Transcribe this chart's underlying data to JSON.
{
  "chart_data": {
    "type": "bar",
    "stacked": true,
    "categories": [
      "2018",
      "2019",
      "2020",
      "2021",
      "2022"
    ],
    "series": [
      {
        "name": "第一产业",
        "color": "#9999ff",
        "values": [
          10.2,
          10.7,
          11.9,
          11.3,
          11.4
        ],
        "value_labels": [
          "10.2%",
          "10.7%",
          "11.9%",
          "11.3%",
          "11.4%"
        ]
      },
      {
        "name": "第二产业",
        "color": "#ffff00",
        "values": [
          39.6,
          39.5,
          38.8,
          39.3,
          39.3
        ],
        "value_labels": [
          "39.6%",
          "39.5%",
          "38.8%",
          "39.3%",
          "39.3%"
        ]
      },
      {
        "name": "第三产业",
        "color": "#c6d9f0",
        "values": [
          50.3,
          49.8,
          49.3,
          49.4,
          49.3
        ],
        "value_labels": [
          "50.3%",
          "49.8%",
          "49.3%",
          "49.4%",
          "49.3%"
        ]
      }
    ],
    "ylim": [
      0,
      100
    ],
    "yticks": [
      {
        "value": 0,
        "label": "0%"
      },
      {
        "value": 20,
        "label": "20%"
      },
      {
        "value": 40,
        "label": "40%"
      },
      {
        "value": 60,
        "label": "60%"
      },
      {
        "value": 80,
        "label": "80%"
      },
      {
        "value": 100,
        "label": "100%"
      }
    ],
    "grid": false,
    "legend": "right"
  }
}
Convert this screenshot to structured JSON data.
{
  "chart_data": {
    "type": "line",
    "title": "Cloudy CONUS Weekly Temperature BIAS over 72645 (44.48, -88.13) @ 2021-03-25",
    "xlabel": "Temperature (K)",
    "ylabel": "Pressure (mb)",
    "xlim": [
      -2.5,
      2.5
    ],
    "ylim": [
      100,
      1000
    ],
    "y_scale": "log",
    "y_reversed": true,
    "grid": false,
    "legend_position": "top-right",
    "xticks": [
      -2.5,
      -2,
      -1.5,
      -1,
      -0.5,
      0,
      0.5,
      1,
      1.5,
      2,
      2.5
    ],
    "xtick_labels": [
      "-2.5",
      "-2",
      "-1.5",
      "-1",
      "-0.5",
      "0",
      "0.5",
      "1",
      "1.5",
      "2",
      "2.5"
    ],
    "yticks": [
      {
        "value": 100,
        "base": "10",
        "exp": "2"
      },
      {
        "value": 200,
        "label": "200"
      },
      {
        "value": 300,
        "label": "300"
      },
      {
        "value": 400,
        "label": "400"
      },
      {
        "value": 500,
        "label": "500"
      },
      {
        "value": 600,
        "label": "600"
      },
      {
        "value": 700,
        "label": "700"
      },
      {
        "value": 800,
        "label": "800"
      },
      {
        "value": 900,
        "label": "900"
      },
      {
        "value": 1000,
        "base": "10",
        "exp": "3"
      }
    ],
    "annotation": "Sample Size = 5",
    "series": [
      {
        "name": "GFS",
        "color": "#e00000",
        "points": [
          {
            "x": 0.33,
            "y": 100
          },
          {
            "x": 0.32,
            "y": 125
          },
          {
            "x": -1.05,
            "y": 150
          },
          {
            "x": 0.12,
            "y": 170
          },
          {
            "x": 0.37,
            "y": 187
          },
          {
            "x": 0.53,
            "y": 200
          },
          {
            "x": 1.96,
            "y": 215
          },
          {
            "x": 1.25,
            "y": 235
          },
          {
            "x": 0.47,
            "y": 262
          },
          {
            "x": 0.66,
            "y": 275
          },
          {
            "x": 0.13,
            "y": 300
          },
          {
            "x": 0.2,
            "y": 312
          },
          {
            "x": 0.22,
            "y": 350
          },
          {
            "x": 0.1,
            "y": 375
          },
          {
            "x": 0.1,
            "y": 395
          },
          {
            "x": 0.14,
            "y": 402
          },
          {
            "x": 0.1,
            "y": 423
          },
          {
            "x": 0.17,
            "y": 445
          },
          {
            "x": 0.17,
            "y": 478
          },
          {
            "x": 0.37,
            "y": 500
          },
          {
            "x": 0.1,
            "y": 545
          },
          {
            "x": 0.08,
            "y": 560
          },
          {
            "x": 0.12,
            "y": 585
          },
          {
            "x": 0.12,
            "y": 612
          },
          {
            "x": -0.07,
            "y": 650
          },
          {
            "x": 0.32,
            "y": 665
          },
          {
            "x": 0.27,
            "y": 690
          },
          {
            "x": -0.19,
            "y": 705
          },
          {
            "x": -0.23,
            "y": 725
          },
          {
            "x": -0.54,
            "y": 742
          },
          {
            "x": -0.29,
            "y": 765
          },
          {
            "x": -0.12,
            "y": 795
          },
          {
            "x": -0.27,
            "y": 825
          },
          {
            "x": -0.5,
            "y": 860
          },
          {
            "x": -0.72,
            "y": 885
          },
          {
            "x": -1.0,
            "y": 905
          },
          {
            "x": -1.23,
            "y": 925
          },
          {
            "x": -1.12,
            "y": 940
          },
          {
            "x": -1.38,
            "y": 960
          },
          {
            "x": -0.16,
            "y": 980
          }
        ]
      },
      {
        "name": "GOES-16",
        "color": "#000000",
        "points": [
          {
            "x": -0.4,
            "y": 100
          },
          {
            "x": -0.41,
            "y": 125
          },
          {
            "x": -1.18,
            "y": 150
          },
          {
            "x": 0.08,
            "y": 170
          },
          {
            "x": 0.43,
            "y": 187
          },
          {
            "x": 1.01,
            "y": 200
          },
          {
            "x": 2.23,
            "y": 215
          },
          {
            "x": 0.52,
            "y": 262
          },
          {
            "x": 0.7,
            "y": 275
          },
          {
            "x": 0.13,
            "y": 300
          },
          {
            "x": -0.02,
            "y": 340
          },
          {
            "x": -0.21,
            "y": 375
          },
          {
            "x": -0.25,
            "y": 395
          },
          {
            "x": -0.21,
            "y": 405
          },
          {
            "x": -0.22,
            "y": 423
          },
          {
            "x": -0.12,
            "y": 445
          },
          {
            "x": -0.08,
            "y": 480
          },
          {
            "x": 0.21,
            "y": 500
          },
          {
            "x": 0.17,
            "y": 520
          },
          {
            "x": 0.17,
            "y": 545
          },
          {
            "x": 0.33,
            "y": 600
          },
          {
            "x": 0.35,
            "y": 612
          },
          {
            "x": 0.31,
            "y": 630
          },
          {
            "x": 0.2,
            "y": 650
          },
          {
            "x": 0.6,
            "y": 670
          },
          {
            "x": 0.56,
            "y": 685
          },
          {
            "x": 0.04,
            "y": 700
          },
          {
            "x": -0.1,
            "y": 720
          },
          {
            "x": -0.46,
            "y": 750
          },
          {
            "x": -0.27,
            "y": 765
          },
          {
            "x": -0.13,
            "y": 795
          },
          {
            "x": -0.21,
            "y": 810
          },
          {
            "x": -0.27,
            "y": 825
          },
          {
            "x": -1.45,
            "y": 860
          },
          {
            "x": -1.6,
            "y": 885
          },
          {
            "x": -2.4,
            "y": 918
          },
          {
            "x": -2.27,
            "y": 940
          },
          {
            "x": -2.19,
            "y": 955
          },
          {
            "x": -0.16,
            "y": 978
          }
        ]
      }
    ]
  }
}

SET TASK
Exactly reproduce all of the entries.

SOLUTION TO THIS TASK
Transcribe this chart's underlying data to JSON.
{
  "chart_data": {
    "type": "bar",
    "stacked": true,
    "categories": [
      "2018",
      "2019",
      "2020",
      "2021",
      "2022"
    ],
    "series": [
      {
        "name": "第一产业",
        "color": "#9999ff",
        "values": [
          10.2,
          10.7,
          11.9,
          11.3,
          11.4
        ],
        "value_labels": [
          "10.2%",
          "10.7%",
          "11.9%",
          "11.3%",
          "11.4%"
        ]
      },
      {
        "name": "第二产业",
        "color": "#ffff00",
        "values": [
          39.6,
          39.5,
          38.8,
          39.3,
          39.3
        ],
        "value_labels": [
          "39.6%",
          "39.5%",
          "38.8%",
          "39.3%",
          "39.3%"
        ]
      },
      {
        "name": "第三产业",
        "color": "#c6d9f0",
        "values": [
          50.3,
          49.8,
          49.3,
          49.4,
          49.3
        ],
        "value_labels": [
          "50.3%",
          "49.8%",
          "49.3%",
          "49.4%",
          "49.3%"
        ]
      }
    ],
    "ylim": [
      0,
      100
    ],
    "yticks": [
      {
        "value": 0,
        "label": "0%"
      },
      {
        "value": 20,
        "label": "20%"
      },
      {
        "value": 40,
        "label": "40%"
      },
      {
        "value": 60,
        "label": "60%"
      },
      {
        "value": 80,
        "label": "80%"
      },
      {
        "value": 100,
        "label": "100%"
      }
    ],
    "grid": false,
    "legend": "right"
  }
}
Convert this screenshot to structured JSON data.
{
  "chart_data": {
    "type": "line",
    "title": "Cloudy CONUS Weekly Temperature BIAS over 72645 (44.48, -88.13) @ 2021-03-25",
    "xlabel": "Temperature (K)",
    "ylabel": "Pressure (mb)",
    "xlim": [
      -2.5,
      2.5
    ],
    "ylim": [
      100,
      1000
    ],
    "y_scale": "log",
    "y_reversed": true,
    "grid": false,
    "legend_position": "top-right",
    "xticks": [
      -2.5,
      -2,
      -1.5,
      -1,
      -0.5,
      0,
      0.5,
      1,
      1.5,
      2,
      2.5
    ],
    "xtick_labels": [
      "-2.5",
      "-2",
      "-1.5",
      "-1",
      "-0.5",
      "0",
      "0.5",
      "1",
      "1.5",
      "2",
      "2.5"
    ],
    "yticks": [
      {
        "value": 100,
        "base": "10",
        "exp": "2"
      },
      {
        "value": 200,
        "label": "200"
      },
      {
        "value": 300,
        "label": "300"
      },
      {
        "value": 400,
        "label": "400"
      },
      {
        "value": 500,
        "label": "500"
      },
      {
        "value": 600,
        "label": "600"
      },
      {
        "value": 700,
        "label": "700"
      },
      {
        "value": 800,
        "label": "800"
      },
      {
        "value": 900,
        "label": "900"
      },
      {
        "value": 1000,
        "base": "10",
        "exp": "3"
      }
    ],
    "annotation": "Sample Size = 5",
    "series": [
      {
        "name": "GFS",
        "color": "#e00000",
        "points": [
          {
            "x": 0.33,
            "y": 100
          },
          {
            "x": 0.32,
            "y": 125
          },
          {
            "x": -1.05,
            "y": 150
          },
          {
            "x": 0.12,
            "y": 170
          },
          {
            "x": 0.37,
            "y": 187
          },
          {
            "x": 0.53,
            "y": 200
          },
          {
            "x": 1.96,
            "y": 215
          },
          {
            "x": 1.25,
            "y": 235
          },
          {
            "x": 0.47,
            "y": 262
          },
          {
            "x": 0.66,
            "y": 275
          },
          {
            "x": 0.13,
            "y": 300
          },
          {
            "x": 0.2,
            "y": 312
          },
          {
            "x": 0.22,
            "y": 350
          },
          {
            "x": 0.1,
            "y": 375
          },
          {
            "x": 0.1,
            "y": 395
          },
          {
            "x": 0.14,
            "y": 402
          },
          {
            "x": 0.1,
            "y": 423
          },
          {
            "x": 0.17,
            "y": 445
          },
          {
            "x": 0.17,
            "y": 478
          },
          {
            "x": 0.37,
            "y": 500
          },
          {
            "x": 0.1,
            "y": 545
          },
          {
            "x": 0.08,
            "y": 560
          },
          {
            "x": 0.12,
            "y": 585
          },
          {
            "x": 0.12,
            "y": 612
          },
          {
            "x": -0.07,
            "y": 650
          },
          {
            "x": 0.32,
            "y": 665
          },
          {
            "x": 0.27,
            "y": 690
          },
          {
            "x": -0.19,
            "y": 705
          },
          {
            "x": -0.23,
            "y": 725
          },
          {
            "x": -0.54,
            "y": 742
          },
          {
            "x": -0.29,
            "y": 765
          },
          {
            "x": -0.12,
            "y": 795
          },
          {
            "x": -0.27,
            "y": 825
          },
          {
            "x": -0.5,
            "y": 860
          },
          {
            "x": -0.72,
            "y": 885
          },
          {
            "x": -1.0,
            "y": 905
          },
          {
            "x": -1.23,
            "y": 925
          },
          {
            "x": -1.12,
            "y": 940
          },
          {
            "x": -1.38,
            "y": 960
          },
          {
            "x": -0.16,
            "y": 980
          }
        ]
      },
      {
        "name": "GOES-16",
        "color": "#000000",
        "points": [
          {
            "x": -0.4,
            "y": 100
          },
          {
            "x": -0.41,
            "y": 125
          },
          {
            "x": -1.18,
            "y": 150
          },
          {
            "x": 0.08,
            "y": 170
          },
          {
            "x": 0.43,
            "y": 187
          },
          {
            "x": 1.01,
            "y": 200
          },
          {
            "x": 2.23,
            "y": 215
          },
          {
            "x": 0.52,
            "y": 262
          },
          {
            "x": 0.7,
            "y": 275
          },
          {
            "x": 0.13,
            "y": 300
          },
          {
            "x": -0.02,
            "y": 340
          },
          {
            "x": -0.21,
            "y": 375
          },
          {
            "x": -0.25,
            "y": 395
          },
          {
            "x": -0.21,
            "y": 405
          },
          {
            "x": -0.22,
            "y": 423
          },
          {
            "x": -0.12,
            "y": 445
          },
          {
            "x": -0.08,
            "y": 480
          },
          {
            "x": 0.21,
            "y": 500
          },
          {
            "x": 0.17,
            "y": 520
          },
          {
            "x": 0.17,
            "y": 545
          },
          {
            "x": 0.33,
            "y": 600
          },
          {
            "x": 0.35,
            "y": 612
          },
          {
            "x": 0.31,
            "y": 630
          },
          {
            "x": 0.2,
            "y": 650
          },
          {
            "x": 0.6,
            "y": 670
          },
          {
            "x": 0.56,
            "y": 685
          },
          {
            "x": 0.04,
            "y": 700
          },
          {
            "x": -0.1,
            "y": 720
          },
          {
            "x": -0.46,
            "y": 750
          },
          {
            "x": -0.27,
            "y": 765
          },
          {
            "x": -0.13,
            "y": 795
          },
          {
            "x": -0.21,
            "y": 810
          },
          {
            "x": -0.27,
            "y": 825
          },
          {
            "x": -1.45,
            "y": 860
          },
          {
            "x": -1.6,
            "y": 885
          },
          {
            "x": -2.4,
            "y": 918
          },
          {
            "x": -2.27,
            "y": 940
          },
          {
            "x": -2.19,
            "y": 955
          },
          {
            "x": -0.16,
            "y": 978
          }
        ]
      }
    ]
  }
}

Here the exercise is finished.